MATERIAL |
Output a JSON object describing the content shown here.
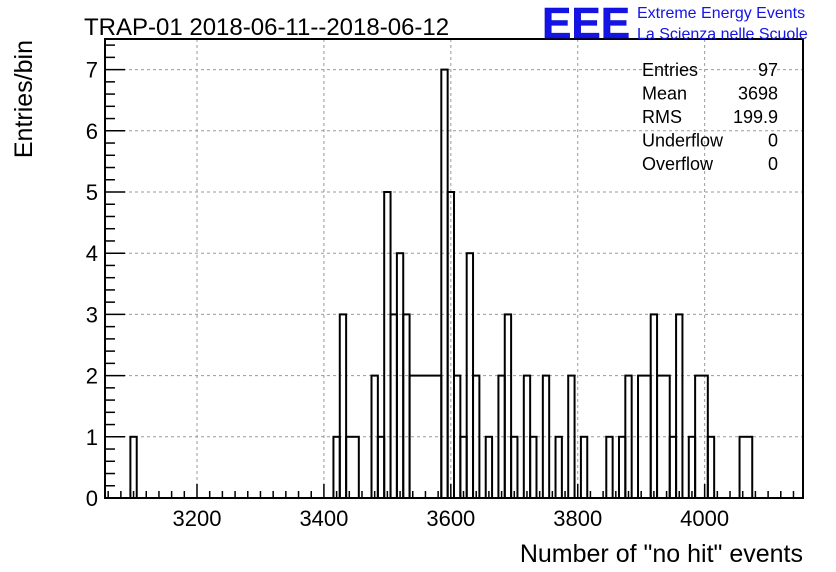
{
  "chart_data": {
    "type": "histogram",
    "title": "TRAP-01 2018-06-11--2018-06-12",
    "xlabel": "Number of \"no hit\" events",
    "ylabel": "Entries/bin",
    "xlim": [
      3055,
      4155
    ],
    "ylim": [
      0,
      7.5
    ],
    "bin_width": 10,
    "x_ticks": [
      3200,
      3400,
      3600,
      3800,
      4000
    ],
    "y_ticks": [
      0,
      1,
      2,
      3,
      4,
      5,
      6,
      7
    ],
    "grid": true,
    "bins": [
      {
        "x0": 3095,
        "x1": 3105,
        "y": 1
      },
      {
        "x0": 3415,
        "x1": 3425,
        "y": 1
      },
      {
        "x0": 3425,
        "x1": 3435,
        "y": 3
      },
      {
        "x0": 3435,
        "x1": 3455,
        "y": 1
      },
      {
        "x0": 3475,
        "x1": 3485,
        "y": 2
      },
      {
        "x0": 3485,
        "x1": 3495,
        "y": 1
      },
      {
        "x0": 3495,
        "x1": 3505,
        "y": 5
      },
      {
        "x0": 3505,
        "x1": 3515,
        "y": 3
      },
      {
        "x0": 3515,
        "x1": 3525,
        "y": 4
      },
      {
        "x0": 3525,
        "x1": 3535,
        "y": 3
      },
      {
        "x0": 3535,
        "x1": 3585,
        "y": 2
      },
      {
        "x0": 3585,
        "x1": 3595,
        "y": 7
      },
      {
        "x0": 3595,
        "x1": 3605,
        "y": 5
      },
      {
        "x0": 3605,
        "x1": 3615,
        "y": 2
      },
      {
        "x0": 3615,
        "x1": 3625,
        "y": 1
      },
      {
        "x0": 3625,
        "x1": 3635,
        "y": 4
      },
      {
        "x0": 3635,
        "x1": 3645,
        "y": 2
      },
      {
        "x0": 3655,
        "x1": 3665,
        "y": 1
      },
      {
        "x0": 3675,
        "x1": 3685,
        "y": 2
      },
      {
        "x0": 3685,
        "x1": 3695,
        "y": 3
      },
      {
        "x0": 3695,
        "x1": 3705,
        "y": 1
      },
      {
        "x0": 3715,
        "x1": 3725,
        "y": 2
      },
      {
        "x0": 3725,
        "x1": 3735,
        "y": 1
      },
      {
        "x0": 3745,
        "x1": 3755,
        "y": 2
      },
      {
        "x0": 3765,
        "x1": 3775,
        "y": 1
      },
      {
        "x0": 3785,
        "x1": 3795,
        "y": 2
      },
      {
        "x0": 3805,
        "x1": 3815,
        "y": 1
      },
      {
        "x0": 3845,
        "x1": 3855,
        "y": 1
      },
      {
        "x0": 3865,
        "x1": 3875,
        "y": 1
      },
      {
        "x0": 3875,
        "x1": 3885,
        "y": 2
      },
      {
        "x0": 3895,
        "x1": 3915,
        "y": 2
      },
      {
        "x0": 3915,
        "x1": 3925,
        "y": 3
      },
      {
        "x0": 3925,
        "x1": 3945,
        "y": 2
      },
      {
        "x0": 3945,
        "x1": 3955,
        "y": 1
      },
      {
        "x0": 3955,
        "x1": 3965,
        "y": 3
      },
      {
        "x0": 3965,
        "x1": 3975,
        "y": 0
      },
      {
        "x0": 3975,
        "x1": 3985,
        "y": 1
      },
      {
        "x0": 3985,
        "x1": 4005,
        "y": 2
      },
      {
        "x0": 4005,
        "x1": 4015,
        "y": 1
      },
      {
        "x0": 4055,
        "x1": 4075,
        "y": 1
      }
    ],
    "stats": [
      {
        "label": "Entries",
        "value": "97"
      },
      {
        "label": "Mean",
        "value": "3698"
      },
      {
        "label": "RMS",
        "value": "199.9"
      },
      {
        "label": "Underflow",
        "value": "0"
      },
      {
        "label": "Overflow",
        "value": "0"
      }
    ]
  },
  "logo": {
    "mark": "EEE",
    "line1": "Extreme Energy Events",
    "line2": "La Scienza nelle Scuole",
    "color": "#1414e6"
  }
}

REQUIRED TASK | Search the lines for "value". Copy each line that has it.

EXERCISE RESULT |
        "value": "97"
        "value": "3698"
        "value": "199.9"
        "value": "0"
        "value": "0"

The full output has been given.